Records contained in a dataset

=-=-=

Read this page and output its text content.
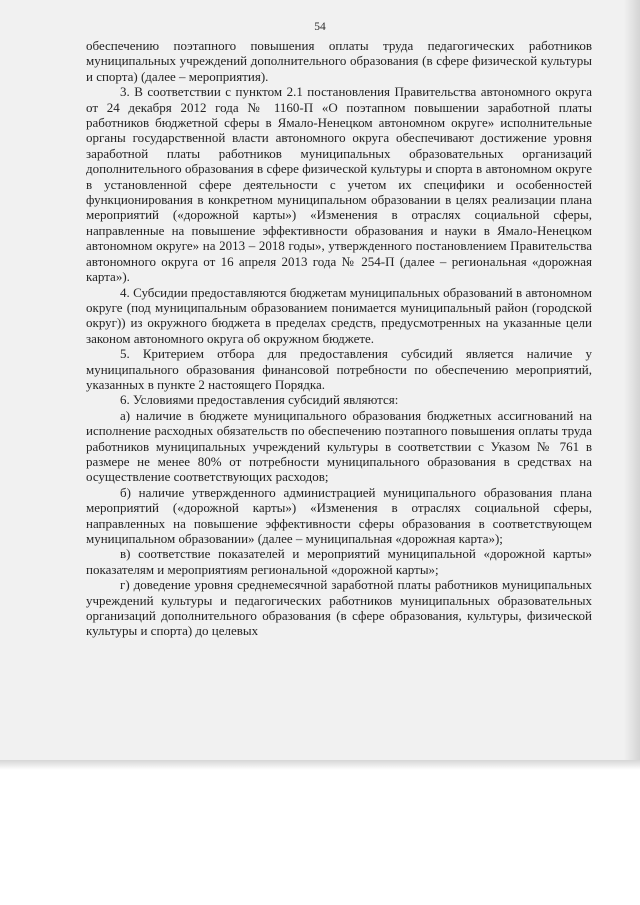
54

обеспечению поэтапного повышения оплаты труда педагогических работников муниципальных учреждений дополнительного образования (в сфере физической культуры и спорта) (далее – мероприятия).

3. В соответствии с пунктом 2.1 постановления Правительства автономного округа от 24 декабря 2012 года № 1160-П «О поэтапном повышении заработной платы работников бюджетной сферы в Ямало-Ненецком автономном округе» исполнительные органы государственной власти автономного округа обеспечивают достижение уровня заработной платы работников муниципальных образовательных организаций дополнительного образования в сфере физической культуры и спорта в автономном округе в установленной сфере деятельности с учетом их специфики и особенностей функционирования в конкретном муниципальном образовании в целях реализации плана мероприятий («дорожной карты») «Изменения в отраслях социальной сферы, направленные на повышение эффективности образования и науки в Ямало-Ненецком автономном округе» на 2013 – 2018 годы», утвержденного постановлением Правительства автономного округа от 16 апреля 2013 года № 254-П (далее – региональная «дорожная карта»).

4. Субсидии предоставляются бюджетам муниципальных образований в автономном округе (под муниципальным образованием понимается муниципальный район (городской округ)) из окружного бюджета в пределах средств, предусмотренных на указанные цели законом автономного округа об окружном бюджете.

5. Критерием отбора для предоставления субсидий является наличие у муниципального образования финансовой потребности по обеспечению мероприятий, указанных в пункте 2 настоящего Порядка.

6. Условиями предоставления субсидий являются:

а) наличие в бюджете муниципального образования бюджетных ассигнований на исполнение расходных обязательств по обеспечению поэтапного повышения оплаты труда работников муниципальных учреждений культуры в соответствии с Указом № 761 в размере не менее 80% от потребности муниципального образования в средствах на осуществление соответствующих расходов;

б) наличие утвержденного администрацией муниципального образования плана мероприятий («дорожной карты») «Изменения в отраслях социальной сферы, направленных на повышение эффективности сферы образования в соответствующем муниципальном образовании» (далее – муниципальная «дорожная карта»);

в) соответствие показателей и мероприятий муниципальной «дорожной карты» показателям и мероприятиям региональной «дорожной карты»;

г) доведение уровня среднемесячной заработной платы работников муниципальных учреждений культуры и педагогических работников муниципальных образовательных организаций дополнительного образования (в сфере образования, культуры, физической культуры и спорта) до целевых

=-=-=

Examine the records and pull out every line where the string "наличие" occurs.

5. Критерием отбора для предоставления субсидий является наличие у муниципального образования финансовой потребности по обеспечению мероприятий, указанных в пункте 2 настоящего Порядка.
а) наличие в бюджете муниципального образования бюджетных ассигнований на исполнение расходных обязательств по обеспечению поэтапного повышения оплаты труда работников муниципальных учреждений культуры в соответствии с Указом № 761 в размере не менее 80% от потребности муниципального образования в средствах на осуществление соответствующих расходов;
б) наличие утвержденного администрацией муниципального образования плана мероприятий («дорожной карты») «Изменения в отраслях социальной сферы, направленных на повышение эффективности сферы образования в соответствующем муниципальном образовании» (далее – муниципальная «дорожная карта»);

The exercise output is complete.